[Data excerpts]
● ● ● ● ● ● ●

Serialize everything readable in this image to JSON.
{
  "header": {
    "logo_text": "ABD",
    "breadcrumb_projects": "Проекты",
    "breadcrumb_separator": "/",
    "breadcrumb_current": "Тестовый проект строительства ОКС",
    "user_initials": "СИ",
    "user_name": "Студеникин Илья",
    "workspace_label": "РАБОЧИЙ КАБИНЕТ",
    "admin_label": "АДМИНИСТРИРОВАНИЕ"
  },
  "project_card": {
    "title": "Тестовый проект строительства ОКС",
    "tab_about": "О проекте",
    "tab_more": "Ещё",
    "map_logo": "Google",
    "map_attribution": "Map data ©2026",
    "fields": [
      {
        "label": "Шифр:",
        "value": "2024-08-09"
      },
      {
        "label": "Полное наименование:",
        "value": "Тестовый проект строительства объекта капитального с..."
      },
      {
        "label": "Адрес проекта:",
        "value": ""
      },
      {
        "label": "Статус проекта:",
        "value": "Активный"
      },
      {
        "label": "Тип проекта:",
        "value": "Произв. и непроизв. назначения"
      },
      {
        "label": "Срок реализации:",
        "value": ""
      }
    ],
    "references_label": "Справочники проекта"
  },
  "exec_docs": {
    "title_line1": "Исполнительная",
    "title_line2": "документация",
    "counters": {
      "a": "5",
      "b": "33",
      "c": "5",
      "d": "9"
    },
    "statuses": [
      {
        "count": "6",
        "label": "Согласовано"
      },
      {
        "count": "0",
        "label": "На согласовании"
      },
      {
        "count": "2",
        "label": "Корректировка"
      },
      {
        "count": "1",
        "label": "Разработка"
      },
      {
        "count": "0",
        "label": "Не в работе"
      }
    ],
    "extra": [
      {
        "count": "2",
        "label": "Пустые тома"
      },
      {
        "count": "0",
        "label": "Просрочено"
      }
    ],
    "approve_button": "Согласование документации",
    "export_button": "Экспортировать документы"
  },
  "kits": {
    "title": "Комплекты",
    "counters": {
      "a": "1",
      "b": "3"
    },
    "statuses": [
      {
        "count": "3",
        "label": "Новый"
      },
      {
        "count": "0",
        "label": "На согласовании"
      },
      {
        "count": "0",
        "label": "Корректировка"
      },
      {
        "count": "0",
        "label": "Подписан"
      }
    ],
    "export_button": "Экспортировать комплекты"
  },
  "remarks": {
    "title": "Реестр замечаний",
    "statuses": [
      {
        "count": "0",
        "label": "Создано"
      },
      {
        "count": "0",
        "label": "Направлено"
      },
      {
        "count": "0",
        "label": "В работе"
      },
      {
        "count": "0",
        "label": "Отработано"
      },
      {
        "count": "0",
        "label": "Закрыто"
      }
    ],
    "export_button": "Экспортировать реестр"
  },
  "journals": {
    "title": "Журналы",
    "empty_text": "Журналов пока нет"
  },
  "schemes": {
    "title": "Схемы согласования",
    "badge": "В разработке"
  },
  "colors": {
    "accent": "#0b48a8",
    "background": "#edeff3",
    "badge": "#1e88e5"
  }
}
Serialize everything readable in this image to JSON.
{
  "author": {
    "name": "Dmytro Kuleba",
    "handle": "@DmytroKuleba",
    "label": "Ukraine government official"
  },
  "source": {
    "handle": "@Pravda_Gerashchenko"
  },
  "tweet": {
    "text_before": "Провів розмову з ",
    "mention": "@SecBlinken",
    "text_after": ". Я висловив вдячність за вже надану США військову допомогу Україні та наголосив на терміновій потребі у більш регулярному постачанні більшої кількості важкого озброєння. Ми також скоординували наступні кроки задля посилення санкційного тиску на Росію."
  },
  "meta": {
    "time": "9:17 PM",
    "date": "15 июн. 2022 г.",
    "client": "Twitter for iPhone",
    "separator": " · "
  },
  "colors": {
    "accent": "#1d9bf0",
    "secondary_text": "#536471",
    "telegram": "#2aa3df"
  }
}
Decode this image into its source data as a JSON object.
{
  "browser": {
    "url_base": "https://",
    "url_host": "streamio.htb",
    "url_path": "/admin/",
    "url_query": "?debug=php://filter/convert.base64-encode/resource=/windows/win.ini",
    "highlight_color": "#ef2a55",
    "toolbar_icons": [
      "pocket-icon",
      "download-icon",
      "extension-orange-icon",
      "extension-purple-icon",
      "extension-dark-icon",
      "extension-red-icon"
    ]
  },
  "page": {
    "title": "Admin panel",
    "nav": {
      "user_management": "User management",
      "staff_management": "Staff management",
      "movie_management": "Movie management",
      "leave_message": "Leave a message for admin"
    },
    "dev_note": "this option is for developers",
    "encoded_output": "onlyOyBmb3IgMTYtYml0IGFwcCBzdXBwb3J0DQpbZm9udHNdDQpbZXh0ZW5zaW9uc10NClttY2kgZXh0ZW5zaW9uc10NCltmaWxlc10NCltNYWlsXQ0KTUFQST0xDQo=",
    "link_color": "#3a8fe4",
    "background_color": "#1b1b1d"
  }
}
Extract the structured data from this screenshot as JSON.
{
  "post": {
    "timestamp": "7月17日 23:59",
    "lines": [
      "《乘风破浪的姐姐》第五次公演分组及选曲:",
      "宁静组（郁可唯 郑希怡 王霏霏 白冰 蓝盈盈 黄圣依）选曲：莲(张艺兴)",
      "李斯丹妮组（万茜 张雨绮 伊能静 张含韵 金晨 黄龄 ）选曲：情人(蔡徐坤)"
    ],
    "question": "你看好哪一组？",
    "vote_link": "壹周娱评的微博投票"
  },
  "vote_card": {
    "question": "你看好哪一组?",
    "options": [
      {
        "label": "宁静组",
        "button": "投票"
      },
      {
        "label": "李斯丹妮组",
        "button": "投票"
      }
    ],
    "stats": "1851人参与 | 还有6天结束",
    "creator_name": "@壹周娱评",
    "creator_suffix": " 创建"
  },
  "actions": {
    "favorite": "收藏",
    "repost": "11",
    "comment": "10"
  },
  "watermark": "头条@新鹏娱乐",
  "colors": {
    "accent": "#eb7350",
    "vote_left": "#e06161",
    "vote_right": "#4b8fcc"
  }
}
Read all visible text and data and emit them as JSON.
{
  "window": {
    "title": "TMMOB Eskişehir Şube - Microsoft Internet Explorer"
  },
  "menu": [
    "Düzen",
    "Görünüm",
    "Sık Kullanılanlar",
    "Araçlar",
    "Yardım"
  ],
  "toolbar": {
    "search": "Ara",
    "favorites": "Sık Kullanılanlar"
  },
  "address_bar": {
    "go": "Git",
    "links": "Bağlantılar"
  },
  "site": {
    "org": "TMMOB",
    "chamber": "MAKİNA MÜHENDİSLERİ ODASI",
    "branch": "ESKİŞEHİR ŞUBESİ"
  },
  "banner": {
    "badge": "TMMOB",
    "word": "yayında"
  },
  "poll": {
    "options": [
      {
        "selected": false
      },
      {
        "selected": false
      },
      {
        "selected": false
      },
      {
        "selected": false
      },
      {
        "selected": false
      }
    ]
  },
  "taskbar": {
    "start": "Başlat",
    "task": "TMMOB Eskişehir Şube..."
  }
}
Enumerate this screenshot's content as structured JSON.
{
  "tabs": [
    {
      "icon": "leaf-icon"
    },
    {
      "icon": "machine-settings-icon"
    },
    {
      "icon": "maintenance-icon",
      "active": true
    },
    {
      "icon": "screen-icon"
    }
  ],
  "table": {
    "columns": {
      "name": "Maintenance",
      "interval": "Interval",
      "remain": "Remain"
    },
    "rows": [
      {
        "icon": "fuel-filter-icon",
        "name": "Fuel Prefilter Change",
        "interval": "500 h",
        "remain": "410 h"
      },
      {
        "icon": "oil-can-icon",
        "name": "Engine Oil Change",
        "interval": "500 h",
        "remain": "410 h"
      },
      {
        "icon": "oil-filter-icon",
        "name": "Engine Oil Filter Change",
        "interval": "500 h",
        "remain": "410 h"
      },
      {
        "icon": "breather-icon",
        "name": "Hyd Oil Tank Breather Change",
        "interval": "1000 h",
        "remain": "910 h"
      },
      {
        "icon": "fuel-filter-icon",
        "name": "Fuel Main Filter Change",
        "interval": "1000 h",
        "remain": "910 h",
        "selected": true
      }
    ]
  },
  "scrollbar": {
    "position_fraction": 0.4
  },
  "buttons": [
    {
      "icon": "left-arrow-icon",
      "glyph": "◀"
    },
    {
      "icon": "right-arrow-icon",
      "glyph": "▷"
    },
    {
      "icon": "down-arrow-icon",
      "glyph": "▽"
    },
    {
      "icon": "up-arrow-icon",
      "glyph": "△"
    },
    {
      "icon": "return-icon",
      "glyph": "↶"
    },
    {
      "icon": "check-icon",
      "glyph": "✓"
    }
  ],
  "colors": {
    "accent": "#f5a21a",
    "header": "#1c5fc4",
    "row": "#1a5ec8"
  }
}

● ● ● ● ● ● ●

In the records above, locate each line with the word "Экспортировать". Copy all such lines.

    "export_button": "Экспортировать документы"
    "export_button": "Экспортировать комплекты"
    "export_button": "Экспортировать реестр"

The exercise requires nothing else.